» WORK TO DO
Identify every line in the records below that contains the word "haute", and copy each of those lines.

» RECORDS TO PROCESS
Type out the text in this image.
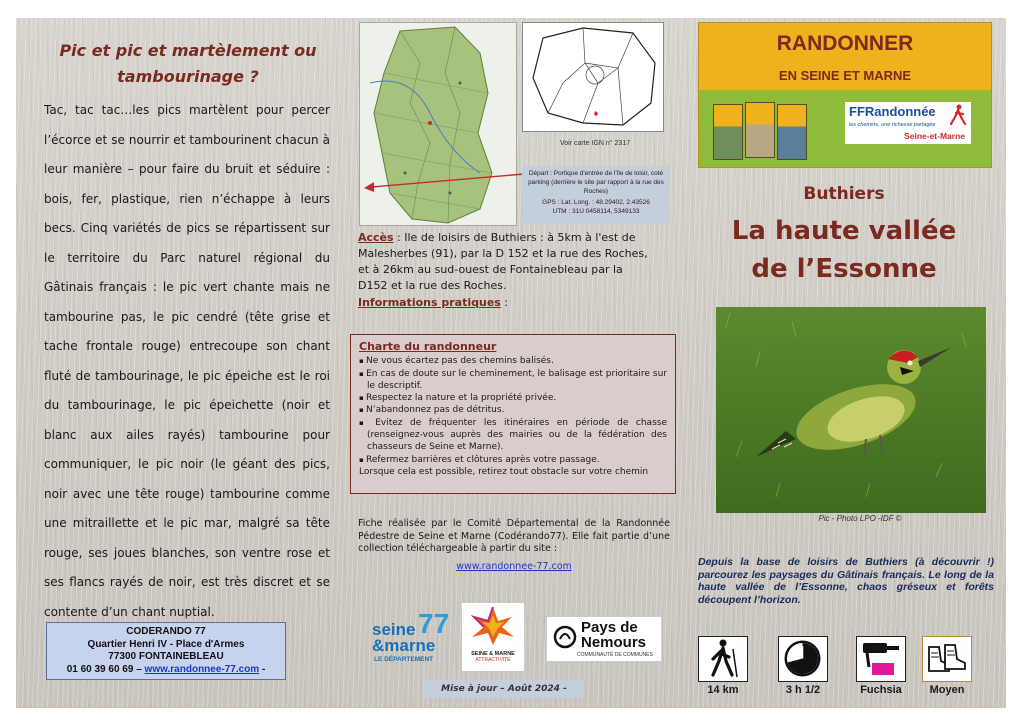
Pic et pic et martèlement ou tambourinage ?
Tac, tac tac…les pics martèlent pour percer l’écorce et se nourrir et tambourinent chacun à leur manière – pour faire du bruit et séduire : bois, fer, plastique, rien n’échappe à leurs becs. Cinq variétés de pics se répartissent sur le territoire du Parc naturel régional du Gâtinais français : le pic vert chante mais ne tambourine pas, le pic cendré (tête grise et tache frontale rouge) entrecoupe son chant fluté de tambourinage, le pic épeiche est le roi du tambourinage, le pic épeichette (noir et blanc aux ailes rayés) tambourine pour communiquer, le pic noir (le géant des pics, noir avec une tête rouge) tambourine comme une mitraillette et le pic mar, malgré sa tête rouge, ses joues blanches, son ventre rose et ses flancs rayés de noir, est très discret et se contente d’un chant nuptial.
CODERANDO 77
Quartier Henri IV - Place d'Armes
77300 FONTAINEBLEAU
01 60 39 60 69 – www.randonnee-77.com -
Voir carte IGN n° 2317
Départ : Portique d'entrée de l'île de loisir, coté parking (derrière le site par rapport à la rue des Roches)
GPS : Lat. Long. : 48.29402, 2.43526
UTM : 31U 0458114, 5349133
Accès : Ile de loisirs de Buthiers : à 5km à l'est de Malesherbes (91), par la D 152 et la rue des Roches, et à 26km au sud-ouest de Fontainebleau par la D152 et la rue des Roches.
Informations pratiques :
Charte du randonneur
▪ Ne vous écartez pas des chemins balisés.
▪ En cas de doute sur le cheminement, le balisage est prioritaire sur le descriptif.
▪ Respectez la nature et la propriété privée.
▪ N’abandonnez pas de détritus.
▪ Evitez de fréquenter les itinéraires en période de chasse (renseignez-vous auprès des mairies ou de la fédération des chasseurs de Seine et Marne).
▪ Refermez barrières et clôtures après votre passage.
Lorsque cela est possible, retirez tout obstacle sur votre chemin
Fiche réalisée par le Comité Départemental de la Randonnée Pédestre de Seine et Marne (Codérando77). Elle fait partie d’une collection téléchargeable à partir du site :
www.randonnee-77.com
seine
&marne
77
LE DÉPARTEMENT
SEINE & MARNE
ATTRACTIVITÉ
Pays de
Nemours
COMMUNAUTÉ DE COMMUNES
Mise à jour – Août 2024 -
RANDONNER
EN SEINE ET MARNE
FFRandonnée
les chemins, une richesse partagée
Seine-et-Marne
Buthiers
La haute vallée
de l’Essonne
Pic - Photo LPO -IDF ©
Depuis la base de loisirs de Buthiers (à découvrir !) parcourez les paysages du Gâtinais français. Le long de la haute vallée de l’Essonne, chaos gréseux et forêts découpent l’horizon.
14 km	3 h 1/2	Fuchsia	Moyen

» WRITTEN RESPONSE
La haute vallée
Depuis la base de loisirs de Buthiers (à découvrir !) parcourez les paysages du Gâtinais français. Le long de la haute vallée de l’Essonne, chaos gréseux et forêts découpent l’horizon.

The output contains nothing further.